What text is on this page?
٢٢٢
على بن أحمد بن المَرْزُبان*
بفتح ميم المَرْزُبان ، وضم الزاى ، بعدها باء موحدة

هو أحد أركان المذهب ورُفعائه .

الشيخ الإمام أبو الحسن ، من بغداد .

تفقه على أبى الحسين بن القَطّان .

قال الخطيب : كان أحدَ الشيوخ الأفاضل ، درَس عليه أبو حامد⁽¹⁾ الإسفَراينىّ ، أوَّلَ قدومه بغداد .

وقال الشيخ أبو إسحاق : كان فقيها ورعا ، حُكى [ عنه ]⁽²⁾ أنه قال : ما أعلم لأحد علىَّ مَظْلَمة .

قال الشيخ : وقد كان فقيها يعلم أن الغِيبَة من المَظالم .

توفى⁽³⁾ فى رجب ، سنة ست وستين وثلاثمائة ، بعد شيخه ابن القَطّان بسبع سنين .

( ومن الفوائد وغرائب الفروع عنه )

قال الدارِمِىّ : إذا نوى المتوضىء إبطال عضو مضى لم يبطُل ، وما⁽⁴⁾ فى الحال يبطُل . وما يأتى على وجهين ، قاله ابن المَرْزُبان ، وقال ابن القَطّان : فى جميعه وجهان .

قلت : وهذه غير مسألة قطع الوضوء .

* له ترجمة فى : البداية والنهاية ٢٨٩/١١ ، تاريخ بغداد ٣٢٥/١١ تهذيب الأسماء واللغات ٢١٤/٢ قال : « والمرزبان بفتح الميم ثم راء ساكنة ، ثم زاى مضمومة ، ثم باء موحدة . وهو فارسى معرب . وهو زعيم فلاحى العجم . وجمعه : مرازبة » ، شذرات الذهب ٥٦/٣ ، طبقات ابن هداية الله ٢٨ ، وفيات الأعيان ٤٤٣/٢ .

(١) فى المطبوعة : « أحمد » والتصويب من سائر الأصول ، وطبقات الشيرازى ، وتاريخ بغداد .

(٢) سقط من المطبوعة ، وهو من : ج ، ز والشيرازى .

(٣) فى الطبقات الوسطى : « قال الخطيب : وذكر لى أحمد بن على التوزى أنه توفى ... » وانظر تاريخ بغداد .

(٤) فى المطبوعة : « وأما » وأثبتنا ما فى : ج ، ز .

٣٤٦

__DIRECTIONS FOR THIS TASK__. From the listing above, copy out each line where the word "أحمد" appears.

__RESULT FOR THIS TASK__.
على بن أحمد بن المَرْزُبان*
(١) فى المطبوعة : « أحمد » والتصويب من سائر الأصول ، وطبقات الشيرازى ، وتاريخ بغداد .
(٣) فى الطبقات الوسطى : « قال الخطيب : وذكر لى أحمد بن على التوزى أنه توفى ... » وانظر تاريخ بغداد .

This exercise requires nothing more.